# Brief
Output the material word for word. Leave each picture out.
Stored records start
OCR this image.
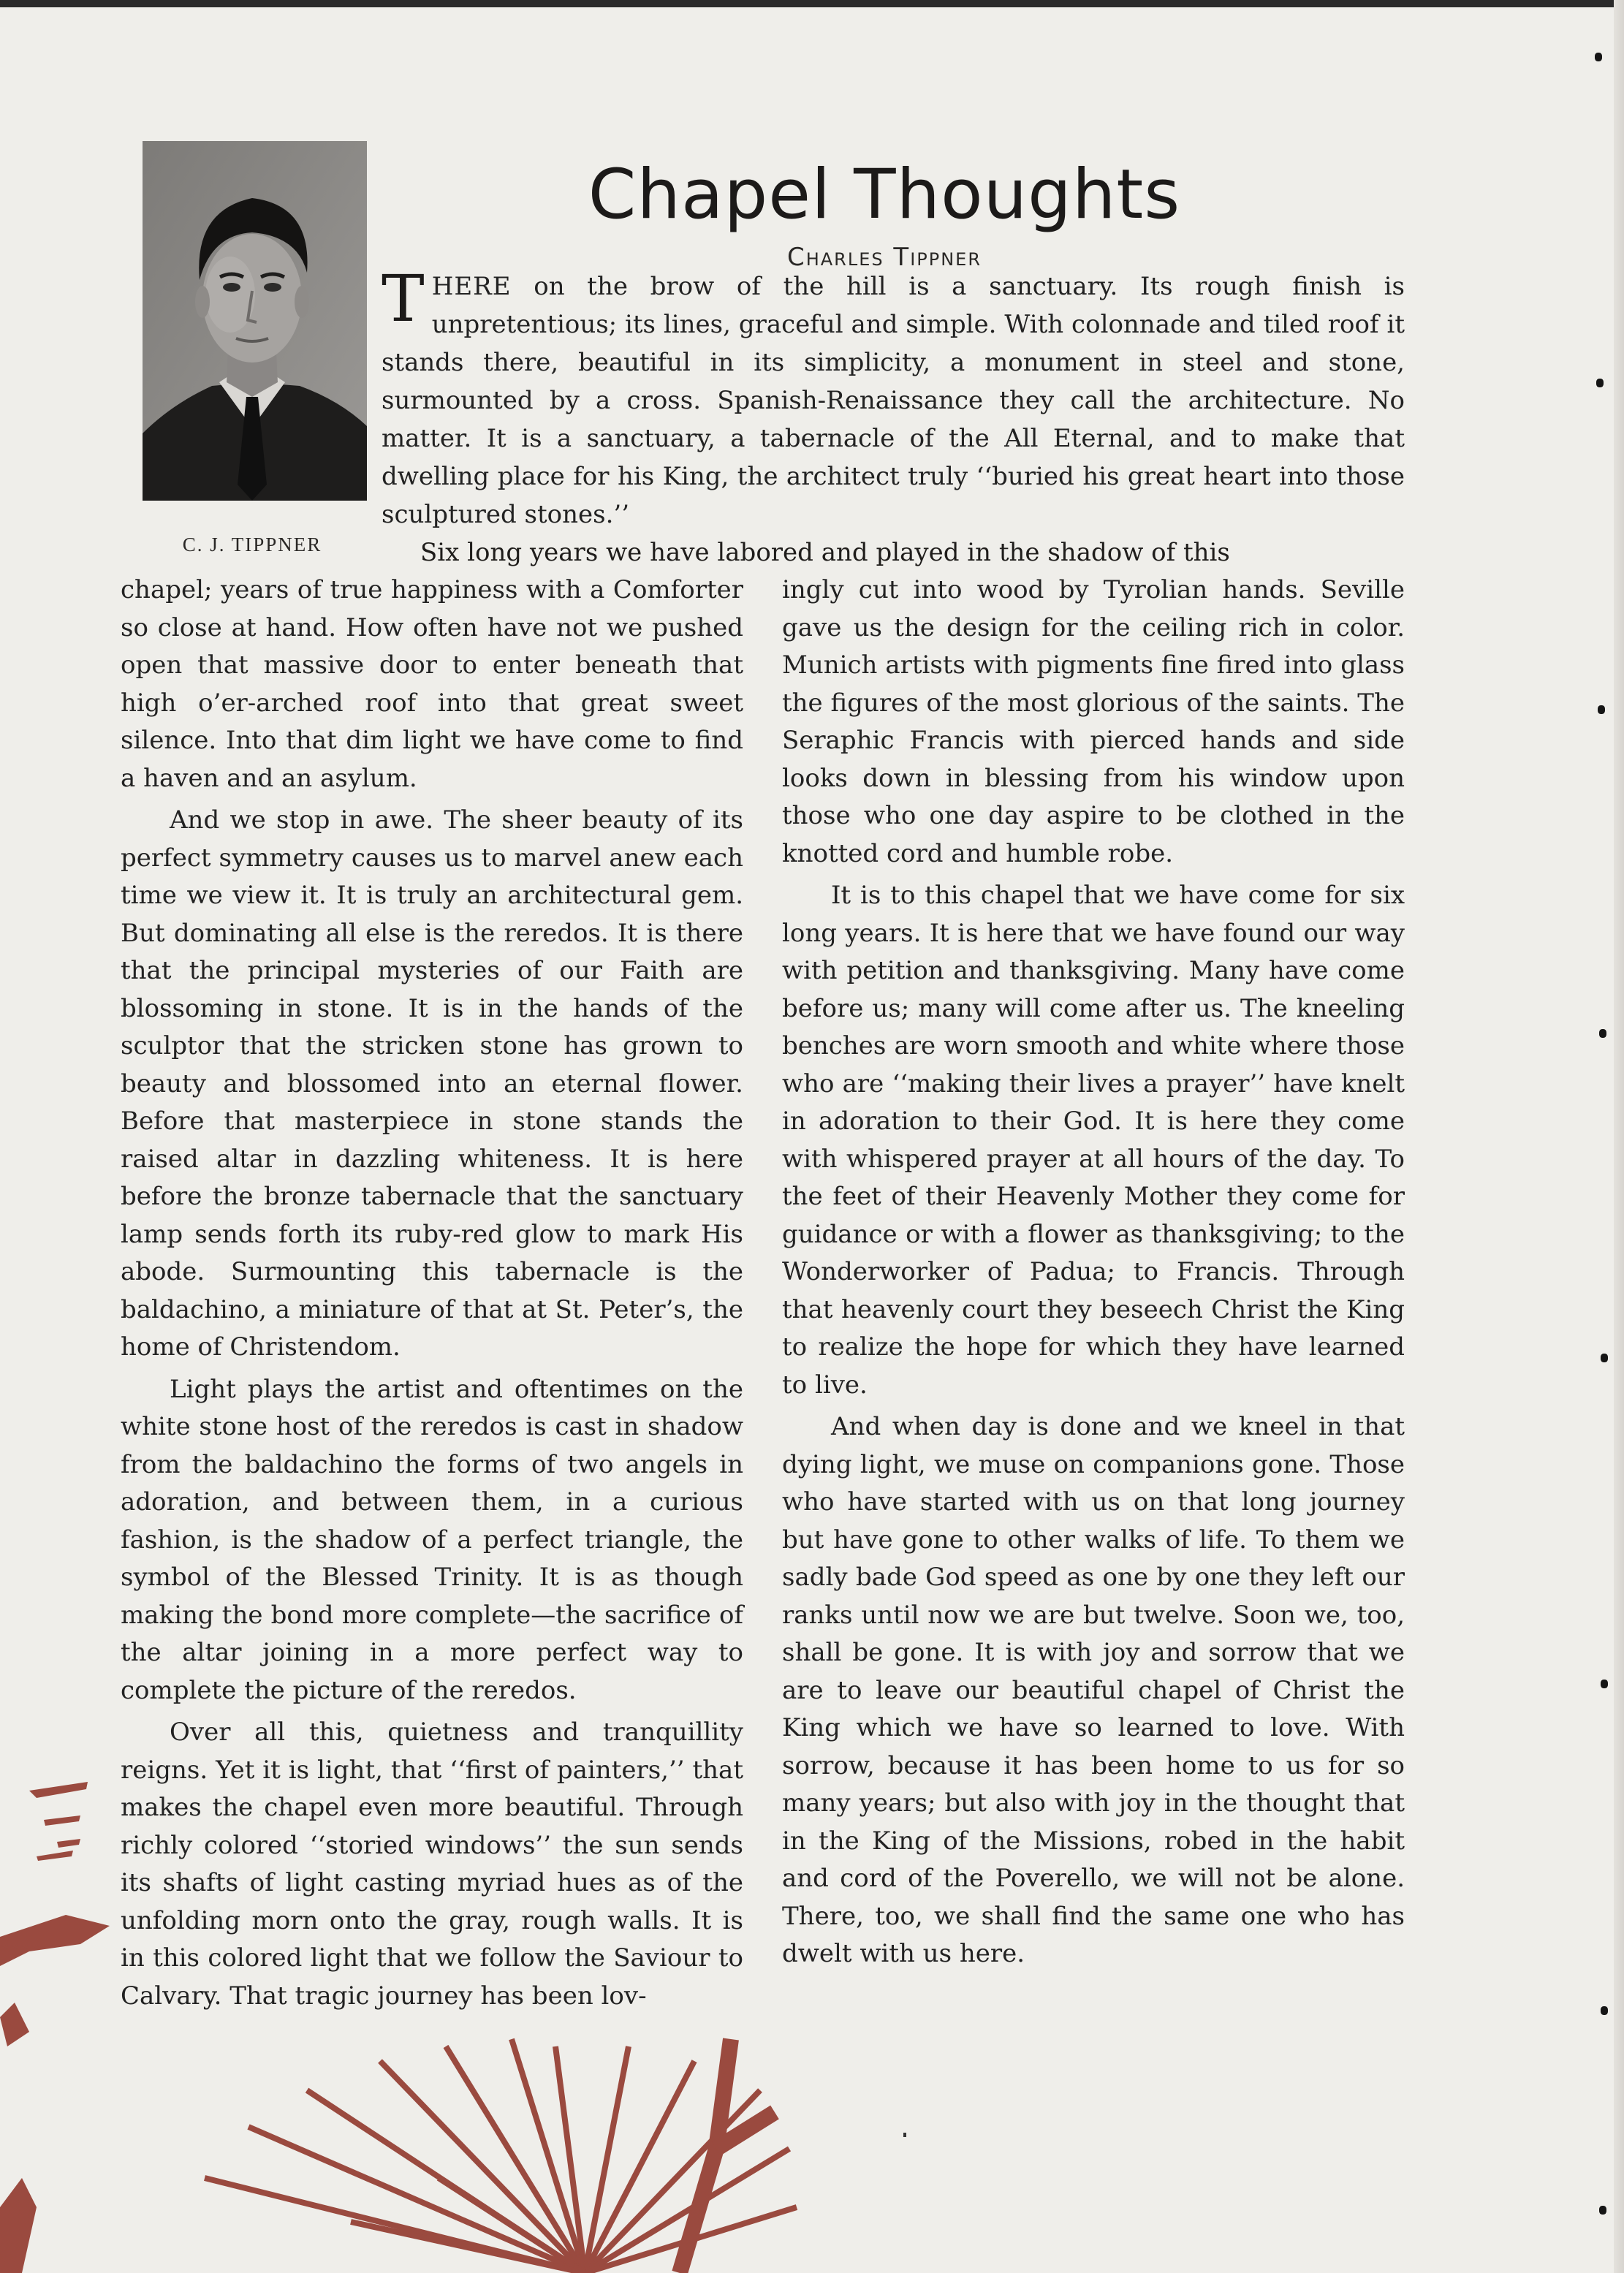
C. J. TIPPNER
Chapel Thoughts
Charles Tippner

THERE on the brow of the hill is a sanctuary. Its rough finish is unpretentious; its lines, graceful and simple. With colonnade and tiled roof it stands there, beautiful in its simplicity, a monument in steel and stone, surmounted by a cross. Spanish-Renaissance they call the architecture. No matter. It is a sanctuary, a tabernacle of the All Eternal, and to make that dwelling place for his King, the architect truly ‘‘buried his great heart into those sculptured stones.’’

Six long years we have labored and played in the shadow of this

chapel; years of true happiness with a Comforter so close at hand. How often have not we pushed open that massive door to enter beneath that high o’er-arched roof into that great sweet silence. Into that dim light we have come to find a haven and an asylum.

And we stop in awe. The sheer beauty of its perfect symmetry causes us to marvel anew each time we view it. It is truly an architectural gem. But dominating all else is the reredos. It is there that the principal mysteries of our Faith are blossoming in stone. It is in the hands of the sculptor that the stricken stone has grown to beauty and blossomed into an eternal flower. Before that masterpiece in stone stands the raised altar in dazzling whiteness. It is here before the bronze tabernacle that the sanctuary lamp sends forth its ruby-red glow to mark His abode. Surmounting this tabernacle is the baldachino, a miniature of that at St. Peter’s, the home of Christendom.

Light plays the artist and oftentimes on the white stone host of the reredos is cast in shadow from the baldachino the forms of two angels in adoration, and between them, in a curious fashion, is the shadow of a perfect triangle, the symbol of the Blessed Trinity. It is as though making the bond more complete—the sacrifice of the altar joining in a more perfect way to complete the picture of the reredos.

Over all this, quietness and tranquillity reigns. Yet it is light, that ‘‘first of painters,’’ that makes the chapel even more beautiful. Through richly colored ‘‘storied windows’’ the sun sends its shafts of light casting myriad hues as of the unfolding morn onto the gray, rough walls. It is in this colored light that we follow the Saviour to Calvary. That tragic journey has been lov-

ingly cut into wood by Tyrolian hands. Seville gave us the design for the ceiling rich in color. Munich artists with pigments fine fired into glass the figures of the most glorious of the saints. The Seraphic Francis with pierced hands and side looks down in blessing from his window upon those who one day aspire to be clothed in the knotted cord and humble robe.

It is to this chapel that we have come for six long years. It is here that we have found our way with petition and thanksgiving. Many have come before us; many will come after us. The kneeling benches are worn smooth and white where those who are ‘‘making their lives a prayer’’ have knelt in adoration to their God. It is here they come with whispered prayer at all hours of the day. To the feet of their Heavenly Mother they come for guidance or with a flower as thanksgiving; to the Wonderworker of Padua; to Francis. Through that heavenly court they beseech Christ the King to realize the hope for which they have learned to live.

And when day is done and we kneel in that dying light, we muse on companions gone. Those who have started with us on that long journey but have gone to other walks of life. To them we sadly bade God speed as one by one they left our ranks until now we are but twelve. Soon we, too, shall be gone. It is with joy and sorrow that we are to leave our beautiful chapel of Christ the King which we have so learned to love. With sorrow, because it has been home to us for so many years; but also with joy in the thought that in the King of the Missions, robed in the habit and cord of the Poverello, we will not be alone. There, too, we shall find the same one who has dwelt with us here.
Stored records end
# Right answer
OCR this image.
C. J. TIPPNER
Chapel Thoughts
Charles Tippner

THERE on the brow of the hill is a sanctuary. Its rough finish is unpretentious; its lines, graceful and simple. With colonnade and tiled roof it stands there, beautiful in its simplicity, a monument in steel and stone, surmounted by a cross. Spanish-Renaissance they call the architecture. No matter. It is a sanctuary, a tabernacle of the All Eternal, and to make that dwelling place for his King, the architect truly ‘‘buried his great heart into those sculptured stones.’’

Six long years we have labored and played in the shadow of this

chapel; years of true happiness with a Comforter so close at hand. How often have not we pushed open that massive door to enter beneath that high o’er-arched roof into that great sweet silence. Into that dim light we have come to find a haven and an asylum.

And we stop in awe. The sheer beauty of its perfect symmetry causes us to marvel anew each time we view it. It is truly an architectural gem. But dominating all else is the reredos. It is there that the principal mysteries of our Faith are blossoming in stone. It is in the hands of the sculptor that the stricken stone has grown to beauty and blossomed into an eternal flower. Before that masterpiece in stone stands the raised altar in dazzling whiteness. It is here before the bronze tabernacle that the sanctuary lamp sends forth its ruby-red glow to mark His abode. Surmounting this tabernacle is the baldachino, a miniature of that at St. Peter’s, the home of Christendom.

Light plays the artist and oftentimes on the white stone host of the reredos is cast in shadow from the baldachino the forms of two angels in adoration, and between them, in a curious fashion, is the shadow of a perfect triangle, the symbol of the Blessed Trinity. It is as though making the bond more complete—the sacrifice of the altar joining in a more perfect way to complete the picture of the reredos.

Over all this, quietness and tranquillity reigns. Yet it is light, that ‘‘first of painters,’’ that makes the chapel even more beautiful. Through richly colored ‘‘storied windows’’ the sun sends its shafts of light casting myriad hues as of the unfolding morn onto the gray, rough walls. It is in this colored light that we follow the Saviour to Calvary. That tragic journey has been lov-

ingly cut into wood by Tyrolian hands. Seville gave us the design for the ceiling rich in color. Munich artists with pigments fine fired into glass the figures of the most glorious of the saints. The Seraphic Francis with pierced hands and side looks down in blessing from his window upon those who one day aspire to be clothed in the knotted cord and humble robe.

It is to this chapel that we have come for six long years. It is here that we have found our way with petition and thanksgiving. Many have come before us; many will come after us. The kneeling benches are worn smooth and white where those who are ‘‘making their lives a prayer’’ have knelt in adoration to their God. It is here they come with whispered prayer at all hours of the day. To the feet of their Heavenly Mother they come for guidance or with a flower as thanksgiving; to the Wonderworker of Padua; to Francis. Through that heavenly court they beseech Christ the King to realize the hope for which they have learned to live.

And when day is done and we kneel in that dying light, we muse on companions gone. Those who have started with us on that long journey but have gone to other walks of life. To them we sadly bade God speed as one by one they left our ranks until now we are but twelve. Soon we, too, shall be gone. It is with joy and sorrow that we are to leave our beautiful chapel of Christ the King which we have so learned to love. With sorrow, because it has been home to us for so many years; but also with joy in the thought that in the King of the Missions, robed in the habit and cord of the Poverello, we will not be alone. There, too, we shall find the same one who has dwelt with us here.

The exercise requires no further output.